- YOUR OBJECTIVE
In the records below, count every line containing "Hospital". Reply with the number only.
* Start MATERIAL SUPPLIED *
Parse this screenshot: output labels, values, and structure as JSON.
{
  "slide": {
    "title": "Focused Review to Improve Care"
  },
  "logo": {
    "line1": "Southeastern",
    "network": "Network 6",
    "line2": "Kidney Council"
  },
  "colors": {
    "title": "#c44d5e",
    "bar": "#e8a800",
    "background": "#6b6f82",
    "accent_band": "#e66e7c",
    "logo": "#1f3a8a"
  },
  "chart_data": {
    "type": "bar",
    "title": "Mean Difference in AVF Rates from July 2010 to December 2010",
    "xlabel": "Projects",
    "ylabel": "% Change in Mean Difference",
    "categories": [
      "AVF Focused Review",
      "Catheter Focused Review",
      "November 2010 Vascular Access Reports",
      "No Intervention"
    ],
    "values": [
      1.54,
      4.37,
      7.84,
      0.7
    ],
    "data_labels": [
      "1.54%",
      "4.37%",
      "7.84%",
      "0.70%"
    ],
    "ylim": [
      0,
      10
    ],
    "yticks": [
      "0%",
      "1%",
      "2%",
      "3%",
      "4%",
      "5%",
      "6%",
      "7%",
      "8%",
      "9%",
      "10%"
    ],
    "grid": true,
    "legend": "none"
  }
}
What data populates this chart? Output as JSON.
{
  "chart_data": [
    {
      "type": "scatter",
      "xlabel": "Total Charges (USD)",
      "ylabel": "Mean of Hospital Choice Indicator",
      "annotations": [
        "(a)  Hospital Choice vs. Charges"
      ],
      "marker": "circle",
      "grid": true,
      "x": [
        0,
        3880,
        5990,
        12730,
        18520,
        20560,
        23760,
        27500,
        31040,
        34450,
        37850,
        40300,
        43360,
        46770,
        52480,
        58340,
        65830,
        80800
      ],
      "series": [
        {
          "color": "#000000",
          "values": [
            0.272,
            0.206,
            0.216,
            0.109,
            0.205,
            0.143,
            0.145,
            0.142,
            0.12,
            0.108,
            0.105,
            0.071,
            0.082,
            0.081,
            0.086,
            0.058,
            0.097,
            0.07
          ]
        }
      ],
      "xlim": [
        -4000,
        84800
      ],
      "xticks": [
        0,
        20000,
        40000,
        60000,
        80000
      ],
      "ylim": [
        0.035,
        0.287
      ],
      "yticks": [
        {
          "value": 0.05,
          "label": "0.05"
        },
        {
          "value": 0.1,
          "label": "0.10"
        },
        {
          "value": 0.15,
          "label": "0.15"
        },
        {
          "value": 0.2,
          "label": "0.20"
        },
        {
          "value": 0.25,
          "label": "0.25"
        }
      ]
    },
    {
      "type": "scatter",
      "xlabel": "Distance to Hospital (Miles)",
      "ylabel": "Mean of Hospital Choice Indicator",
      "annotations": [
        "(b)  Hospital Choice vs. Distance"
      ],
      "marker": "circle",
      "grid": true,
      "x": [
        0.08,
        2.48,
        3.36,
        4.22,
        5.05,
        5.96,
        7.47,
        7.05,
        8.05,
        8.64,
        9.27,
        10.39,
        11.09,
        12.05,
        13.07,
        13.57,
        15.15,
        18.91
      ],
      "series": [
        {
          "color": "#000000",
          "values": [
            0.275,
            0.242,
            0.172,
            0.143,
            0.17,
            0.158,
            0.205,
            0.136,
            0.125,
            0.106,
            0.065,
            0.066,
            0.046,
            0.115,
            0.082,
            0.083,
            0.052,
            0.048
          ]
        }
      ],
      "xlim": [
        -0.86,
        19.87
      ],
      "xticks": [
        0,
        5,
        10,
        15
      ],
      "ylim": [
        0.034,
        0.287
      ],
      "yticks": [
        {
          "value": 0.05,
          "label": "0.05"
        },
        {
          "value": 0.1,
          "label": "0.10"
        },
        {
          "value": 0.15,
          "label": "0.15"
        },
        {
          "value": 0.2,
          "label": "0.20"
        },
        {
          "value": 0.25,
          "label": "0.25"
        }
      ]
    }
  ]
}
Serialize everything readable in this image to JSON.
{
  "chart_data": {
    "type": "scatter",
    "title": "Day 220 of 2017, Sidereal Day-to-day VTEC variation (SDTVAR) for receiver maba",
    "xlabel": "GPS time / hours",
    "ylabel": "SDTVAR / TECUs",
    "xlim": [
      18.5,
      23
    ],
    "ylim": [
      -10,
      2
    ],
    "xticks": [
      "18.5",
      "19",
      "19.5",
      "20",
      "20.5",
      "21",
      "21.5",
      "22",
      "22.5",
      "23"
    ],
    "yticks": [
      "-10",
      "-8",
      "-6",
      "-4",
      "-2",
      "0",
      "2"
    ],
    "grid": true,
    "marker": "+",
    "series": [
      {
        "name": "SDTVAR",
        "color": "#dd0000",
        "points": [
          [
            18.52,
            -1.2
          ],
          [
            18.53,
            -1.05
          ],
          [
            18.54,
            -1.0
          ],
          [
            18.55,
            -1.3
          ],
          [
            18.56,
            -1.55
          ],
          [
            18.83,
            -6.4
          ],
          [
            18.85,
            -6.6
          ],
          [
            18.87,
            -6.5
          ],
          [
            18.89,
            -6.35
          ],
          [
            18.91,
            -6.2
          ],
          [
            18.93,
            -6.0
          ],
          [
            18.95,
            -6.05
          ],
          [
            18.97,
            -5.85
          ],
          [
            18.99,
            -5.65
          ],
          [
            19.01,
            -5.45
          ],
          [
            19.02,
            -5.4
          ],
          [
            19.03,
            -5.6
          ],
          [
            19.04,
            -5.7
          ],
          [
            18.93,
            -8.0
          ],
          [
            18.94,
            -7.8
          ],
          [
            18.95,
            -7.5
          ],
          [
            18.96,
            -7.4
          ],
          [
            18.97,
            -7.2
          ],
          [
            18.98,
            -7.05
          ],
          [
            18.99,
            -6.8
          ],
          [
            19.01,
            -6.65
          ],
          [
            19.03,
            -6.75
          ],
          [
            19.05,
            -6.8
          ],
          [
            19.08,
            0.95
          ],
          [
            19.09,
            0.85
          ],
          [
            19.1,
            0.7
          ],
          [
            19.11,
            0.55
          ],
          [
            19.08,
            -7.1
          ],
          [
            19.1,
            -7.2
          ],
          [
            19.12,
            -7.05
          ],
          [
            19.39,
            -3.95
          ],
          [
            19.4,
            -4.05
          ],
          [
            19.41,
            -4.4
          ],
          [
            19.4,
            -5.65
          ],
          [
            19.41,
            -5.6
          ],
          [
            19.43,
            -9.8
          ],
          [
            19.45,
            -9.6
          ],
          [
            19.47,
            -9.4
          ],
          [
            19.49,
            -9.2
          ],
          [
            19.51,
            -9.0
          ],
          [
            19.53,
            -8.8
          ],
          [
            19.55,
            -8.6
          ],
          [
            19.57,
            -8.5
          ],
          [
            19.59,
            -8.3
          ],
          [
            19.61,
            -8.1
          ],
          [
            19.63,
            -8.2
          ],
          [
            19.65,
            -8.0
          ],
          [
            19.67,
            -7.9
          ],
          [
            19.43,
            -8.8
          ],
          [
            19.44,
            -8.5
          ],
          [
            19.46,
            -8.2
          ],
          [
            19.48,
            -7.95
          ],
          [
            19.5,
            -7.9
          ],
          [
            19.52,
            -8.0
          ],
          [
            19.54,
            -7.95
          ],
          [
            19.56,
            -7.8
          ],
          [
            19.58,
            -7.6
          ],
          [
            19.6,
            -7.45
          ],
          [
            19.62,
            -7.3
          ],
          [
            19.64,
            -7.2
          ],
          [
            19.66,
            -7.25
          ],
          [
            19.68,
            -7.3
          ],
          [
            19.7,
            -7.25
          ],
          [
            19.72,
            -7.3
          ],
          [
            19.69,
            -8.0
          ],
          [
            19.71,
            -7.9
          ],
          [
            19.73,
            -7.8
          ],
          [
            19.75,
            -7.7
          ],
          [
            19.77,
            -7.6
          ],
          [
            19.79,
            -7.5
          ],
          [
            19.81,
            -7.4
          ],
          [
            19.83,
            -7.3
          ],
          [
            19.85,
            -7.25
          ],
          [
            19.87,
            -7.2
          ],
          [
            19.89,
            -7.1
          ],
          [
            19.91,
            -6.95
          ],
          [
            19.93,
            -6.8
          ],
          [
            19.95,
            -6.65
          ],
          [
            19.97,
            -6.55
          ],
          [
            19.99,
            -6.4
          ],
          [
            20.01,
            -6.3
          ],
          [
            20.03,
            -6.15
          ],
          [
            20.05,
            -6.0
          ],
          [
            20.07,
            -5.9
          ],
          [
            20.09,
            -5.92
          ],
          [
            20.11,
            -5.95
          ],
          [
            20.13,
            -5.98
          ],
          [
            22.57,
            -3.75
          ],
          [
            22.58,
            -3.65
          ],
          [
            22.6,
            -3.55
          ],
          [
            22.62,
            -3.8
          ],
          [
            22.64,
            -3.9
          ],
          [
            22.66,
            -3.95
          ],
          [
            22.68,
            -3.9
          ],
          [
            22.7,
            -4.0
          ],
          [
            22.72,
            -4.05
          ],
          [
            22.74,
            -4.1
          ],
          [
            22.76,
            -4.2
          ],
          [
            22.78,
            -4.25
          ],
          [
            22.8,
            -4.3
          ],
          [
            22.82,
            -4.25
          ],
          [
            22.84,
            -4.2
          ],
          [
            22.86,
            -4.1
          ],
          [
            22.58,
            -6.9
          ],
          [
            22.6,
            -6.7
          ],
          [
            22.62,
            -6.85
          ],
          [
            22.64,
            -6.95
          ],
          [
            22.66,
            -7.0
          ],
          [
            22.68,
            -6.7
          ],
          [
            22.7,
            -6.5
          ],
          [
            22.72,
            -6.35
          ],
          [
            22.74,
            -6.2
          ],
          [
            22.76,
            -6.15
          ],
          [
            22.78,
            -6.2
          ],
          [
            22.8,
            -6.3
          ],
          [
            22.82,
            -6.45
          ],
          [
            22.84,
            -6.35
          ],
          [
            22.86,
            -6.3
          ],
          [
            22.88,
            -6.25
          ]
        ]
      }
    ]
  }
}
* End MATERIAL SUPPLIED *
- WRITTEN RESPONSE
5